* **Job**
Report every line from the material that contains the word "tính".

Extracted data entries
■ ■ ■ ■
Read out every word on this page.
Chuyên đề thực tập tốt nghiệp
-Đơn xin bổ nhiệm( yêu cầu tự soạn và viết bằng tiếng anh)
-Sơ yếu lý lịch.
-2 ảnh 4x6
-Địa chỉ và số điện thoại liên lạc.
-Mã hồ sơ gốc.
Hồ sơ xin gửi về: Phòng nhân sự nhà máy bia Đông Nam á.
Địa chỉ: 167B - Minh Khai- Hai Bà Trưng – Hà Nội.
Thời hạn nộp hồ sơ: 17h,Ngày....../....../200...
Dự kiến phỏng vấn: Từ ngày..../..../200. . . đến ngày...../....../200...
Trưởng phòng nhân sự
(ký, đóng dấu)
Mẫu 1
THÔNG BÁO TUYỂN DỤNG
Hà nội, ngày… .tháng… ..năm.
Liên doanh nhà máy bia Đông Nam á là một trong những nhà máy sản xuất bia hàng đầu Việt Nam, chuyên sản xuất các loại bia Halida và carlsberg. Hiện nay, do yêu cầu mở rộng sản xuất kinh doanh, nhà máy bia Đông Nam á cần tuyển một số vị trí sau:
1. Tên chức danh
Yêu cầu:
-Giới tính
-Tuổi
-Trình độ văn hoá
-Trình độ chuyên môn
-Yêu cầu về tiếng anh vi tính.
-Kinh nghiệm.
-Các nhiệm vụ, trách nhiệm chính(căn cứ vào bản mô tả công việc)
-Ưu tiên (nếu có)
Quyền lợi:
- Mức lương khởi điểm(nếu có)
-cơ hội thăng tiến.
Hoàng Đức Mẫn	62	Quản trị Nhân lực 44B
■ ■ ■ ■
* **Exercise response**
-Giới tính
-Yêu cầu về tiếng anh vi tính.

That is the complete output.